Reproduce the records below in full and exactly, without their images.
___
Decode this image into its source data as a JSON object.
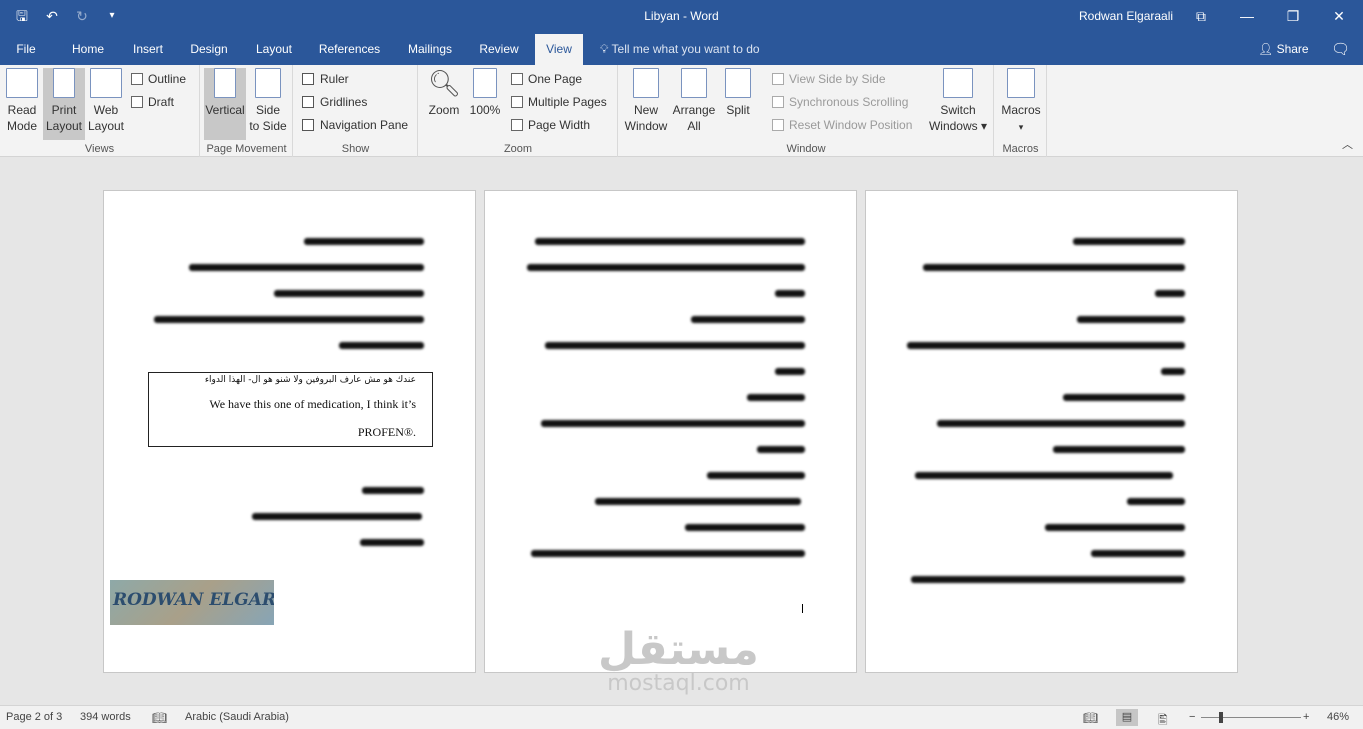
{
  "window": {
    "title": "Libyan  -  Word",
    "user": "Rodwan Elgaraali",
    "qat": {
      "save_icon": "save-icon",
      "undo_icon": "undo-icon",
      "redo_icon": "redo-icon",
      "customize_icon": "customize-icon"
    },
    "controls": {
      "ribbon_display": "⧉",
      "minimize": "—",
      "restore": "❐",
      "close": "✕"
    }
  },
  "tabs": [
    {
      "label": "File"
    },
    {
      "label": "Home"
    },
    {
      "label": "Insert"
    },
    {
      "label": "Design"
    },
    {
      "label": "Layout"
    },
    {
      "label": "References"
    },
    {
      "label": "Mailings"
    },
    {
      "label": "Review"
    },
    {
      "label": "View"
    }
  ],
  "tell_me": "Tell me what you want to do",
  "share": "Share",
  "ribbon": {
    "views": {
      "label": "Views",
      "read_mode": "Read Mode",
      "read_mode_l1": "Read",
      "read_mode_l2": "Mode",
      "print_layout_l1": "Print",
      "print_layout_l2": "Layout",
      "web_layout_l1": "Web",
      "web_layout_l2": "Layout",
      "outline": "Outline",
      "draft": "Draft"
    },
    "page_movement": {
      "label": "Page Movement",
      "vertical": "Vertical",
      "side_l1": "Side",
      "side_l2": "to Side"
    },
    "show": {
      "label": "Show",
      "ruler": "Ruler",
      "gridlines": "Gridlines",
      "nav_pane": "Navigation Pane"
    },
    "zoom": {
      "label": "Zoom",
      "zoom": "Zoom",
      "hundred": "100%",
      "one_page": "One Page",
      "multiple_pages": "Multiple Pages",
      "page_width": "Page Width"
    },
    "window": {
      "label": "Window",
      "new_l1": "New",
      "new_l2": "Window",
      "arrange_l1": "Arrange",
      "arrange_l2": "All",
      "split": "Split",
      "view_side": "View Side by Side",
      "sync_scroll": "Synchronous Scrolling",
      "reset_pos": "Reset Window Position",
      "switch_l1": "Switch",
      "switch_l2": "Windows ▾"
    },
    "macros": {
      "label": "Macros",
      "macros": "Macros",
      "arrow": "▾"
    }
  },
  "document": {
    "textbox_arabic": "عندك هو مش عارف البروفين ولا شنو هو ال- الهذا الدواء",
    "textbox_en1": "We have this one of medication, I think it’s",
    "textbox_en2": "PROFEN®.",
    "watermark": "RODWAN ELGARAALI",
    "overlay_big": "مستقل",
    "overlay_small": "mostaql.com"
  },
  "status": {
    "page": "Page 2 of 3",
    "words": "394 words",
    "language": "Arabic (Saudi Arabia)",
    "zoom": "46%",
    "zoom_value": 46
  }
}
___
### Written answer:
Decode this image into its source data as a JSON object.
{
  "window": {
    "title": "Libyan  -  Word",
    "user": "Rodwan Elgaraali",
    "qat": {
      "save_icon": "save-icon",
      "undo_icon": "undo-icon",
      "redo_icon": "redo-icon",
      "customize_icon": "customize-icon"
    },
    "controls": {
      "ribbon_display": "⧉",
      "minimize": "—",
      "restore": "❐",
      "close": "✕"
    }
  },
  "tabs": [
    {
      "label": "File"
    },
    {
      "label": "Home"
    },
    {
      "label": "Insert"
    },
    {
      "label": "Design"
    },
    {
      "label": "Layout"
    },
    {
      "label": "References"
    },
    {
      "label": "Mailings"
    },
    {
      "label": "Review"
    },
    {
      "label": "View"
    }
  ],
  "tell_me": "Tell me what you want to do",
  "share": "Share",
  "ribbon": {
    "views": {
      "label": "Views",
      "read_mode": "Read Mode",
      "read_mode_l1": "Read",
      "read_mode_l2": "Mode",
      "print_layout_l1": "Print",
      "print_layout_l2": "Layout",
      "web_layout_l1": "Web",
      "web_layout_l2": "Layout",
      "outline": "Outline",
      "draft": "Draft"
    },
    "page_movement": {
      "label": "Page Movement",
      "vertical": "Vertical",
      "side_l1": "Side",
      "side_l2": "to Side"
    },
    "show": {
      "label": "Show",
      "ruler": "Ruler",
      "gridlines": "Gridlines",
      "nav_pane": "Navigation Pane"
    },
    "zoom": {
      "label": "Zoom",
      "zoom": "Zoom",
      "hundred": "100%",
      "one_page": "One Page",
      "multiple_pages": "Multiple Pages",
      "page_width": "Page Width"
    },
    "window": {
      "label": "Window",
      "new_l1": "New",
      "new_l2": "Window",
      "arrange_l1": "Arrange",
      "arrange_l2": "All",
      "split": "Split",
      "view_side": "View Side by Side",
      "sync_scroll": "Synchronous Scrolling",
      "reset_pos": "Reset Window Position",
      "switch_l1": "Switch",
      "switch_l2": "Windows ▾"
    },
    "macros": {
      "label": "Macros",
      "macros": "Macros",
      "arrow": "▾"
    }
  },
  "document": {
    "textbox_arabic": "عندك هو مش عارف البروفين ولا شنو هو ال- الهذا الدواء",
    "textbox_en1": "We have this one of medication, I think it’s",
    "textbox_en2": "PROFEN®.",
    "watermark": "RODWAN ELGARAALI",
    "overlay_big": "مستقل",
    "overlay_small": "mostaql.com"
  },
  "status": {
    "page": "Page 2 of 3",
    "words": "394 words",
    "language": "Arabic (Saudi Arabia)",
    "zoom": "46%",
    "zoom_value": 46
  }
}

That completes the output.